DATASET EXTRACT:

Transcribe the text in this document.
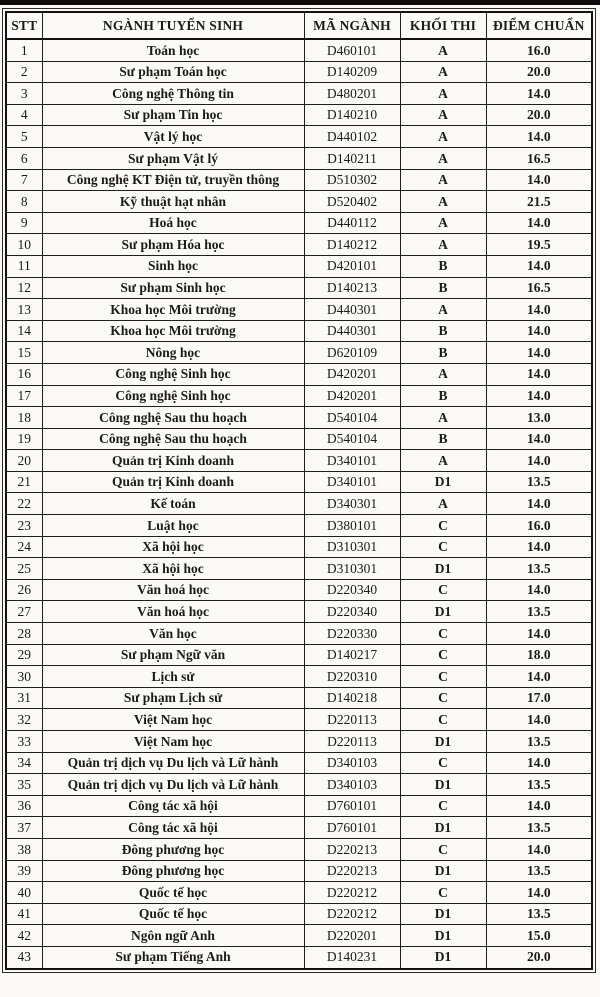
STT	NGÀNH TUYỂN SINH	MÃ NGÀNH	KHỐI THI	ĐIỂM CHUẨN
1	Toán học	D460101	A	16.0
2	Sư phạm Toán học	D140209	A	20.0
3	Công nghệ Thông tin	D480201	A	14.0
4	Sư phạm Tin học	D140210	A	20.0
5	Vật lý học	D440102	A	14.0
6	Sư phạm Vật lý	D140211	A	16.5
7	Công nghệ KT Điện tử, truyền thông	D510302	A	14.0
8	Kỹ thuật hạt nhân	D520402	A	21.5
9	Hoá học	D440112	A	14.0
10	Sư phạm Hóa học	D140212	A	19.5
11	Sinh học	D420101	B	14.0
12	Sư phạm Sinh học	D140213	B	16.5
13	Khoa học Môi trường	D440301	A	14.0
14	Khoa học Môi trường	D440301	B	14.0
15	Nông học	D620109	B	14.0
16	Công nghệ Sinh học	D420201	A	14.0
17	Công nghệ Sinh học	D420201	B	14.0
18	Công nghệ Sau thu hoạch	D540104	A	13.0
19	Công nghệ Sau thu hoạch	D540104	B	14.0
20	Quản trị Kinh doanh	D340101	A	14.0
21	Quản trị Kinh doanh	D340101	D1	13.5
22	Kế toán	D340301	A	14.0
23	Luật học	D380101	C	16.0
24	Xã hội học	D310301	C	14.0
25	Xã hội học	D310301	D1	13.5
26	Văn hoá học	D220340	C	14.0
27	Văn hoá học	D220340	D1	13.5
28	Văn học	D220330	C	14.0
29	Sư phạm Ngữ văn	D140217	C	18.0
30	Lịch sử	D220310	C	14.0
31	Sư phạm Lịch sử	D140218	C	17.0
32	Việt Nam học	D220113	C	14.0
33	Việt Nam học	D220113	D1	13.5
34	Quản trị dịch vụ Du lịch và Lữ hành	D340103	C	14.0
35	Quản trị dịch vụ Du lịch và Lữ hành	D340103	D1	13.5
36	Công tác xã hội	D760101	C	14.0
37	Công tác xã hội	D760101	D1	13.5
38	Đông phương học	D220213	C	14.0
39	Đông phương học	D220213	D1	13.5
40	Quốc tế học	D220212	C	14.0
41	Quốc tế học	D220212	D1	13.5
42	Ngôn ngữ Anh	D220201	D1	15.0
43	Sư phạm Tiếng Anh	D140231	D1	20.0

TASK TO COMPLETE: Copy every line of the material in which the word "trường" occurs.

SOLUTION TO THIS PROBLEM:
13	Khoa học Môi trường	D440301	A	14.0
14	Khoa học Môi trường	D440301	B	14.0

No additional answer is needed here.